Your objective -> Everything in the listing should be restated word for word.

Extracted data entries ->
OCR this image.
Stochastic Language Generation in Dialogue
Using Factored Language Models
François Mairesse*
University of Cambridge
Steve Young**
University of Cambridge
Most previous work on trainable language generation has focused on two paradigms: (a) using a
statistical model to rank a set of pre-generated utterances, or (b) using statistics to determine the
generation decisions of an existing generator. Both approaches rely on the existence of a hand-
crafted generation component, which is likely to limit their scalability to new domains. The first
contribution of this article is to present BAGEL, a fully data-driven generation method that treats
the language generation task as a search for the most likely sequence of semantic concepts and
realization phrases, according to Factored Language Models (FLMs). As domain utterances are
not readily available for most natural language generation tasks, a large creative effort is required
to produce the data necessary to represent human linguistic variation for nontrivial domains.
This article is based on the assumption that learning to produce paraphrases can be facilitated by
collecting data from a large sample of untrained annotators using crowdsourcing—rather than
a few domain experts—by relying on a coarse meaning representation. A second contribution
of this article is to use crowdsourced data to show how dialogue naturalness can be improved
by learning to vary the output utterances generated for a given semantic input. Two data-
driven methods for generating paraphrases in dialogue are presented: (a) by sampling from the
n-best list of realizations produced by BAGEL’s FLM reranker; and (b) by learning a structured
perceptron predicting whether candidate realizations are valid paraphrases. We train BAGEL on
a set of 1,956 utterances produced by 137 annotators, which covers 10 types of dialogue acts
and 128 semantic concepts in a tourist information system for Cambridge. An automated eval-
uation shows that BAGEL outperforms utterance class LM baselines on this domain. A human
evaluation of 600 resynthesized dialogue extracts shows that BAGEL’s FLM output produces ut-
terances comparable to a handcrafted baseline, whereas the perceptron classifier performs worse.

Solution to this task ->
OCR this image.
Stochastic Language Generation in Dialogue
Using Factored Language Models
François Mairesse*
University of Cambridge
Steve Young**
University of Cambridge
Most previous work on trainable language generation has focused on two paradigms: (a) using a
statistical model to rank a set of pre-generated utterances, or (b) using statistics to determine the
generation decisions of an existing generator. Both approaches rely on the existence of a hand-
crafted generation component, which is likely to limit their scalability to new domains. The first
contribution of this article is to present BAGEL, a fully data-driven generation method that treats
the language generation task as a search for the most likely sequence of semantic concepts and
realization phrases, according to Factored Language Models (FLMs). As domain utterances are
not readily available for most natural language generation tasks, a large creative effort is required
to produce the data necessary to represent human linguistic variation for nontrivial domains.
This article is based on the assumption that learning to produce paraphrases can be facilitated by
collecting data from a large sample of untrained annotators using crowdsourcing—rather than
a few domain experts—by relying on a coarse meaning representation. A second contribution
of this article is to use crowdsourced data to show how dialogue naturalness can be improved
by learning to vary the output utterances generated for a given semantic input. Two data-
driven methods for generating paraphrases in dialogue are presented: (a) by sampling from the
n-best list of realizations produced by BAGEL’s FLM reranker; and (b) by learning a structured
perceptron predicting whether candidate realizations are valid paraphrases. We train BAGEL on
a set of 1,956 utterances produced by 137 annotators, which covers 10 types of dialogue acts
and 128 semantic concepts in a tourist information system for Cambridge. An automated eval-
uation shows that BAGEL outperforms utterance class LM baselines on this domain. A human
evaluation of 600 resynthesized dialogue extracts shows that BAGEL’s FLM output produces ut-
terances comparable to a handcrafted baseline, whereas the perceptron classifier performs worse.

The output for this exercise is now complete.